• **What you need to do**
Make an exact copy of the lines, leaving the pictures out.

• **Records to process**
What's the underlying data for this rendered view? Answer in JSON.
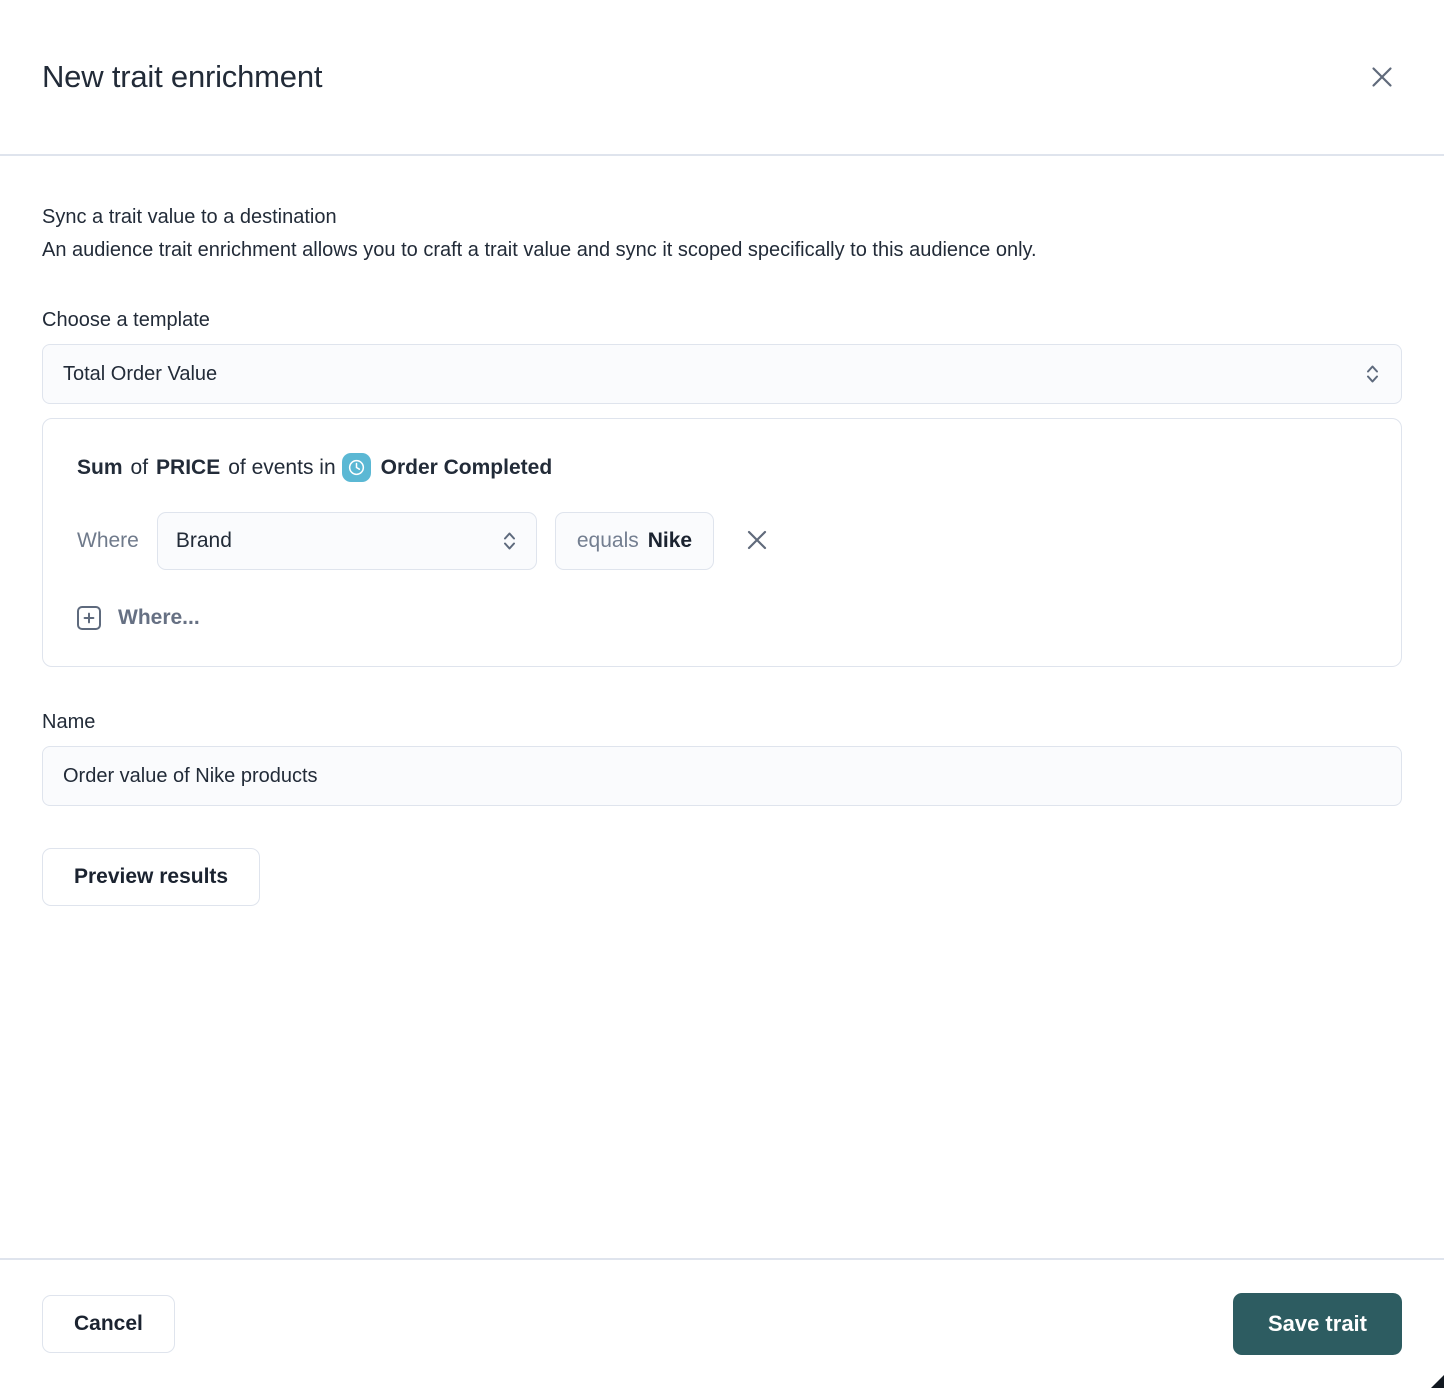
{
  "header": {
    "title": "New trait enrichment",
    "close_icon": "close-icon"
  },
  "intro": {
    "heading": "Sync a trait value to a destination",
    "description": "An audience trait enrichment allows you to craft a trait value and sync it scoped specifically to this audience only."
  },
  "template": {
    "label": "Choose a template",
    "selected": "Total Order Value",
    "stepper_icon": "chevron-up-down-icon"
  },
  "formula": {
    "aggregation": "Sum",
    "of_1": "of",
    "property": "PRICE",
    "of_events_in": "of events in",
    "event_icon": "clock-icon",
    "event_name": "Order Completed",
    "condition": {
      "where_label": "Where",
      "property": "Brand",
      "property_stepper_icon": "chevron-up-down-icon",
      "operator": "equals",
      "value": "Nike",
      "remove_icon": "close-icon"
    },
    "add_condition": {
      "icon": "plus-square-icon",
      "label": "Where..."
    }
  },
  "name": {
    "label": "Name",
    "value": "Order value of Nike products"
  },
  "actions": {
    "preview": "Preview results",
    "cancel": "Cancel",
    "save": "Save trait"
  },
  "colors": {
    "primary": "#2d5c61",
    "event_badge": "#5bb8d4",
    "border": "#dfe4ed",
    "text": "#222b38",
    "muted_text": "#6f7a8b"
  }
}
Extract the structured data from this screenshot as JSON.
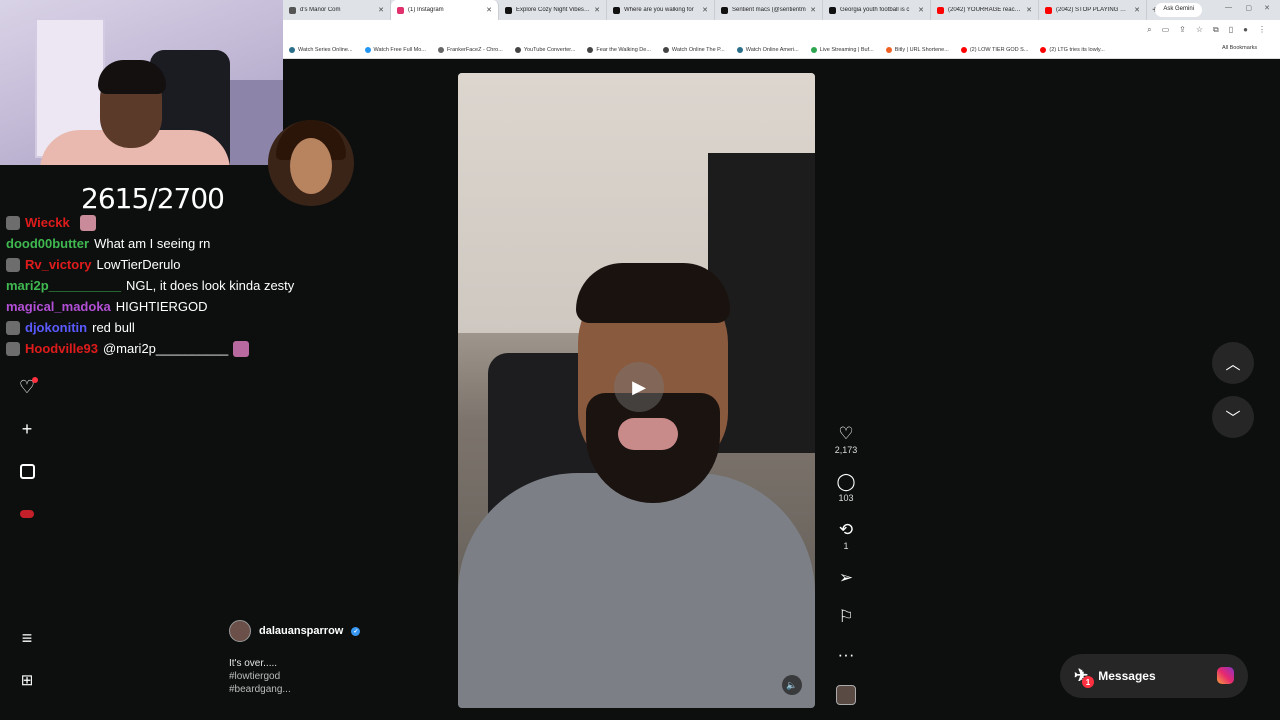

• **Task result**
What's the underlying data for this rendered view? Answer in JSON.
{
  "header": {
    "title": "New trait enrichment",
    "close_icon": "close-icon"
  },
  "intro": {
    "heading": "Sync a trait value to a destination",
    "description": "An audience trait enrichment allows you to craft a trait value and sync it scoped specifically to this audience only."
  },
  "template": {
    "label": "Choose a template",
    "selected": "Total Order Value",
    "stepper_icon": "chevron-up-down-icon"
  },
  "formula": {
    "aggregation": "Sum",
    "of_1": "of",
    "property": "PRICE",
    "of_events_in": "of events in",
    "event_icon": "clock-icon",
    "event_name": "Order Completed",
    "condition": {
      "where_label": "Where",
      "property": "Brand",
      "property_stepper_icon": "chevron-up-down-icon",
      "operator": "equals",
      "value": "Nike",
      "remove_icon": "close-icon"
    },
    "add_condition": {
      "icon": "plus-square-icon",
      "label": "Where..."
    }
  },
  "name": {
    "label": "Name",
    "value": "Order value of Nike products"
  },
  "actions": {
    "preview": "Preview results",
    "cancel": "Cancel",
    "save": "Save trait"
  },
  "colors": {
    "primary": "#2d5c61",
    "event_badge": "#5bb8d4",
    "border": "#dfe4ed",
    "text": "#222b38",
    "muted_text": "#6f7a8b"
  }
}
Extract the structured data from this screenshot as JSON.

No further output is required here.